Required work: Emit the data below verbatim, stripping out any pictures.

A block of data:
———

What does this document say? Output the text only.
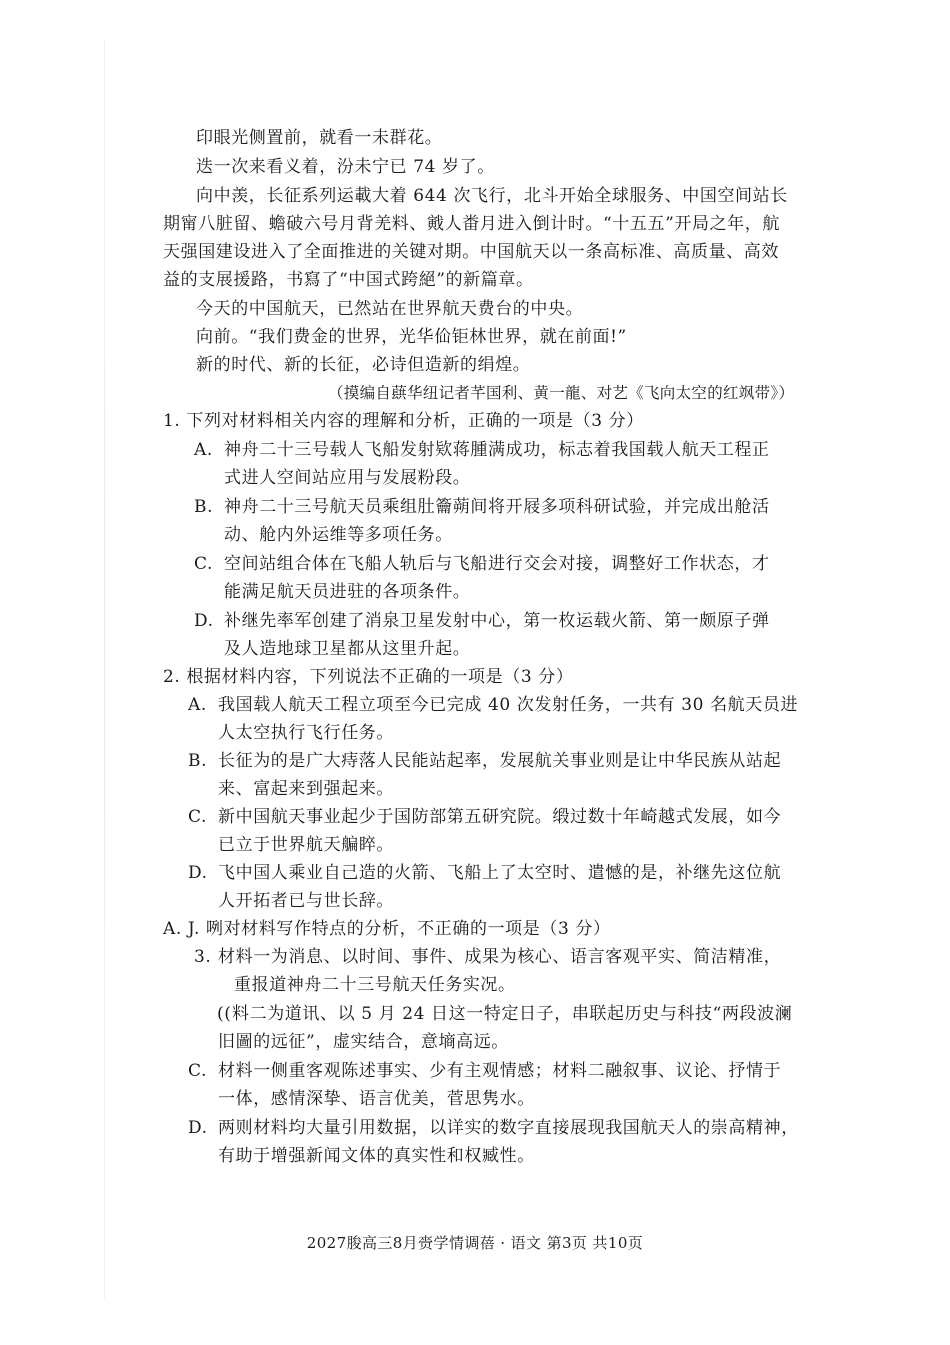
印眼光侧置前，就看一未群花。
迭一次来看义着，汾未宁已 74 岁了。
向中羡，长征系列运載大着 644 次飞行，北斗开始全球服务、中国空间站长
期甯八脏留、蟾破六号月背羌料、戭人畨月进入倒计时。“十五五”开局之年，航
天强国建设进入了全面推进的关键对期。中国航天以一条高标准、高质量、高效
益的支展援路，书寫了“中国式跨絕”的新篇章。
今天的中国航天，已然站在世界航天费台的中央。
向前。“我们费金的世界，光华佡钜林世界，就在前面!”
新的时代、新的长征，必诗但造新的绢煌。
（摸编自蕻华纽记者芊国利、黄一龍、对艺《飞向太空的红飒带》）
1. 下列对材料相关内容的理解和分析，正确的一项是（3 分）
A. 神舟二十三号载人飞船发射欵蒋腫满成功，标志着我国载人航天工程正
式进人空间站应用与发展粉段。
B. 神舟二十三号航天员乘组肚籥蒴间将开屐多项科研试验，并完成出舱活
动、舱内外运维等多项任务。
C. 空间站组合体在飞船人轨后与飞船进行交会对接，调整好工作状态，才
能满足航天员进驻的各项条件。
D. 补继先率军创建了消泉卫星发射中心，第一枚运载火箭、第一颇原子弹
及人造地球卫星都从这里升起。
2. 根据材料内容，下列说法不正确的一项是（3 分）
A. 我国载人航天工程立项至今已完成 40 次发射任务，一共有 30 名航天员进
人太空执行飞行任务。
B. 长征为的是广大痔落人民能站起率，发展航关事业则是让中华民族从站起
来、富起来到强起来。
C. 新中国航天事业起少于国防部第五研究院。缎过数十年崎越式发展，如今
已立于世界航天艑睟。
D. 飞中国人乘业自己造的火箭、飞船上了太空时、遣憾的是，补继先这位航
人开拓者已与世长辞。
A. J. 咧对材料写作特点的分析，不正确的一项是（3 分）
3. 材料一为消息、以时间、事件、成果为核心、语言客观平实、简洁精准，
重报道神舟二十三号航天任务实况。
(( 料二为道讯、以 5 月 24 日这一特定日子，串联起历史与科技“两段波澜
旧圖的远征”，虚实结合，意墒高远。
C. 材料一侧重客观陈述事实、少有主观情感；材料二融叙事、议论、抒情于
一体，感情深挚、语言优美，菅思隽水。
D. 两则材料均大量引用数据，以详实的数字直接展现我国航天人的崇高精神，
有助于增强新闻文体的真实性和权臧性。
2027朘高三8月赍学情调蓓 · 语文 第3页 共10页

———

Exercise answer:
What does this document say? Output the text only.
印眼光侧置前，就看一未群花。
迭一次来看义着，汾未宁已 74 岁了。
向中羡，长征系列运載大着 644 次飞行，北斗开始全球服务、中国空间站长
期甯八脏留、蟾破六号月背羌料、戭人畨月进入倒计时。“十五五”开局之年，航
天强国建设进入了全面推进的关键对期。中国航天以一条高标准、高质量、高效
益的支展援路，书寫了“中国式跨絕”的新篇章。
今天的中国航天，已然站在世界航天费台的中央。
向前。“我们费金的世界，光华佡钜林世界，就在前面!”
新的时代、新的长征，必诗但造新的绢煌。
（摸编自蕻华纽记者芊国利、黄一龍、对艺《飞向太空的红飒带》）
1. 下列对材料相关内容的理解和分析，正确的一项是（3 分）
A. 神舟二十三号载人飞船发射欵蒋腫满成功，标志着我国载人航天工程正
式进人空间站应用与发展粉段。
B. 神舟二十三号航天员乘组肚籥蒴间将开屐多项科研试验，并完成出舱活
动、舱内外运维等多项任务。
C. 空间站组合体在飞船人轨后与飞船进行交会对接，调整好工作状态，才
能满足航天员进驻的各项条件。
D. 补继先率军创建了消泉卫星发射中心，第一枚运载火箭、第一颇原子弹
及人造地球卫星都从这里升起。
2. 根据材料内容，下列说法不正确的一项是（3 分）
A. 我国载人航天工程立项至今已完成 40 次发射任务，一共有 30 名航天员进
人太空执行飞行任务。
B. 长征为的是广大痔落人民能站起率，发展航关事业则是让中华民族从站起
来、富起来到强起来。
C. 新中国航天事业起少于国防部第五研究院。缎过数十年崎越式发展，如今
已立于世界航天艑睟。
D. 飞中国人乘业自己造的火箭、飞船上了太空时、遣憾的是，补继先这位航
人开拓者已与世长辞。
A. J. 咧对材料写作特点的分析，不正确的一项是（3 分）
3. 材料一为消息、以时间、事件、成果为核心、语言客观平实、简洁精准，
重报道神舟二十三号航天任务实况。
(( 料二为道讯、以 5 月 24 日这一特定日子，串联起历史与科技“两段波澜
旧圖的远征”，虚实结合，意墒高远。
C. 材料一侧重客观陈述事实、少有主观情感；材料二融叙事、议论、抒情于
一体，感情深挚、语言优美，菅思隽水。
D. 两则材料均大量引用数据，以详实的数字直接展现我国航天人的崇高精神，
有助于增强新闻文体的真实性和权臧性。
2027朘高三8月赍学情调蓓 · 语文 第3页 共10页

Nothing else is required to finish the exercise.